▶ [GIVEN EXERCISE] Transcribe each record below word for word.

▶ [EXTRACTED ENTRIES]
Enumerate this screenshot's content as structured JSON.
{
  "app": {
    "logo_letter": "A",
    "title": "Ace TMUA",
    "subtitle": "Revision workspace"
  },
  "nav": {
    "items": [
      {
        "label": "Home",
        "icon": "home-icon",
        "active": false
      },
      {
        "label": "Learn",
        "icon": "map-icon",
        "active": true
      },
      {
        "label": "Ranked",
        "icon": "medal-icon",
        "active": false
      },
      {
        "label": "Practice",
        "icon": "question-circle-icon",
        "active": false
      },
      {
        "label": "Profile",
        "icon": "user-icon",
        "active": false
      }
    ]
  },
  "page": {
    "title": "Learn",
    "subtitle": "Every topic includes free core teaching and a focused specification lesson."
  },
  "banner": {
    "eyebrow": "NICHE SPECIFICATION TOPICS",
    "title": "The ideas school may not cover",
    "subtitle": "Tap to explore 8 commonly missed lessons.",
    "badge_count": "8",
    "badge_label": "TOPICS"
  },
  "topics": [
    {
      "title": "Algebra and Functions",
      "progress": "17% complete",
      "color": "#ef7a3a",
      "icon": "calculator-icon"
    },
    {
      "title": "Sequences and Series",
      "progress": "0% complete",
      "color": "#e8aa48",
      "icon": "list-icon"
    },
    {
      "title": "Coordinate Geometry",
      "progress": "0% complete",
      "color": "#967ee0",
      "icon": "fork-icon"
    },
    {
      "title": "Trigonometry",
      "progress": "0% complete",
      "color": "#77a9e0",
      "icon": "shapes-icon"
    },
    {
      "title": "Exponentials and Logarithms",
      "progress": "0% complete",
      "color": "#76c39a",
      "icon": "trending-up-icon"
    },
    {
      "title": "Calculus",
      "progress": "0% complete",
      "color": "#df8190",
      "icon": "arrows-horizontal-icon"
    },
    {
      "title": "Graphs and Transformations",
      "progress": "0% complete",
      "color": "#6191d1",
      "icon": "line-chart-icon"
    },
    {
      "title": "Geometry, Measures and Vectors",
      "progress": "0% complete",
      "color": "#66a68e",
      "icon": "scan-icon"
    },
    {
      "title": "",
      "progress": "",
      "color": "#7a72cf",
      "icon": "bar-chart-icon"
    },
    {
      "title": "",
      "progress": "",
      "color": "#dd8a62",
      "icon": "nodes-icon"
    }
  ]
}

▶ [ANSWER]
Enumerate this screenshot's content as structured JSON.
{
  "app": {
    "logo_letter": "A",
    "title": "Ace TMUA",
    "subtitle": "Revision workspace"
  },
  "nav": {
    "items": [
      {
        "label": "Home",
        "icon": "home-icon",
        "active": false
      },
      {
        "label": "Learn",
        "icon": "map-icon",
        "active": true
      },
      {
        "label": "Ranked",
        "icon": "medal-icon",
        "active": false
      },
      {
        "label": "Practice",
        "icon": "question-circle-icon",
        "active": false
      },
      {
        "label": "Profile",
        "icon": "user-icon",
        "active": false
      }
    ]
  },
  "page": {
    "title": "Learn",
    "subtitle": "Every topic includes free core teaching and a focused specification lesson."
  },
  "banner": {
    "eyebrow": "NICHE SPECIFICATION TOPICS",
    "title": "The ideas school may not cover",
    "subtitle": "Tap to explore 8 commonly missed lessons.",
    "badge_count": "8",
    "badge_label": "TOPICS"
  },
  "topics": [
    {
      "title": "Algebra and Functions",
      "progress": "17% complete",
      "color": "#ef7a3a",
      "icon": "calculator-icon"
    },
    {
      "title": "Sequences and Series",
      "progress": "0% complete",
      "color": "#e8aa48",
      "icon": "list-icon"
    },
    {
      "title": "Coordinate Geometry",
      "progress": "0% complete",
      "color": "#967ee0",
      "icon": "fork-icon"
    },
    {
      "title": "Trigonometry",
      "progress": "0% complete",
      "color": "#77a9e0",
      "icon": "shapes-icon"
    },
    {
      "title": "Exponentials and Logarithms",
      "progress": "0% complete",
      "color": "#76c39a",
      "icon": "trending-up-icon"
    },
    {
      "title": "Calculus",
      "progress": "0% complete",
      "color": "#df8190",
      "icon": "arrows-horizontal-icon"
    },
    {
      "title": "Graphs and Transformations",
      "progress": "0% complete",
      "color": "#6191d1",
      "icon": "line-chart-icon"
    },
    {
      "title": "Geometry, Measures and Vectors",
      "progress": "0% complete",
      "color": "#66a68e",
      "icon": "scan-icon"
    },
    {
      "title": "",
      "progress": "",
      "color": "#7a72cf",
      "icon": "bar-chart-icon"
    },
    {
      "title": "",
      "progress": "",
      "color": "#dd8a62",
      "icon": "nodes-icon"
    }
  ]
}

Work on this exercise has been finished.